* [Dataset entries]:

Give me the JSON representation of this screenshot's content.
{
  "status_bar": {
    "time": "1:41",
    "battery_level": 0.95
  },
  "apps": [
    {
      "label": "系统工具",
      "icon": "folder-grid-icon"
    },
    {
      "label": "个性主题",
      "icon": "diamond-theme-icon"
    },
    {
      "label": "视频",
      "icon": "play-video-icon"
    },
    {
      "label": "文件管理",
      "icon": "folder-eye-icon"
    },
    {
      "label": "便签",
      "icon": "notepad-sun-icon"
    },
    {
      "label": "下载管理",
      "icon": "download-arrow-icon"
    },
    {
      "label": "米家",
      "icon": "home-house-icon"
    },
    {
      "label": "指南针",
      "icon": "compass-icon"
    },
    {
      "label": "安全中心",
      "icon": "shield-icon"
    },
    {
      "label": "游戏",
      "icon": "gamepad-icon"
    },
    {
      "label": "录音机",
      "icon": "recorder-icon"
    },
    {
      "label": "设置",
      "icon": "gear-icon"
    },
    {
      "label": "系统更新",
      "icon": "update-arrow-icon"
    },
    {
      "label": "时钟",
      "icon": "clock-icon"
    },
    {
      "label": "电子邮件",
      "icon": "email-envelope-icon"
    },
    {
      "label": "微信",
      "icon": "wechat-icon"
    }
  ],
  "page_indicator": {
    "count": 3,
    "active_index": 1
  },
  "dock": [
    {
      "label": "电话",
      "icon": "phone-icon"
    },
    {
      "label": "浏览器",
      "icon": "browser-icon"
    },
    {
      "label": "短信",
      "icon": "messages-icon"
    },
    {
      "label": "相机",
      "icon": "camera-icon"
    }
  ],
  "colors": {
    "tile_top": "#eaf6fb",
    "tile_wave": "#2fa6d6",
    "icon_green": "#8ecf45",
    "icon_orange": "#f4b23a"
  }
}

* [BRIEF]: In the records, locate each line holding the string "folder" and copy it.

* [ANSWER FOR THE TASK]:
      "icon": "folder-grid-icon"
      "icon": "folder-eye-icon"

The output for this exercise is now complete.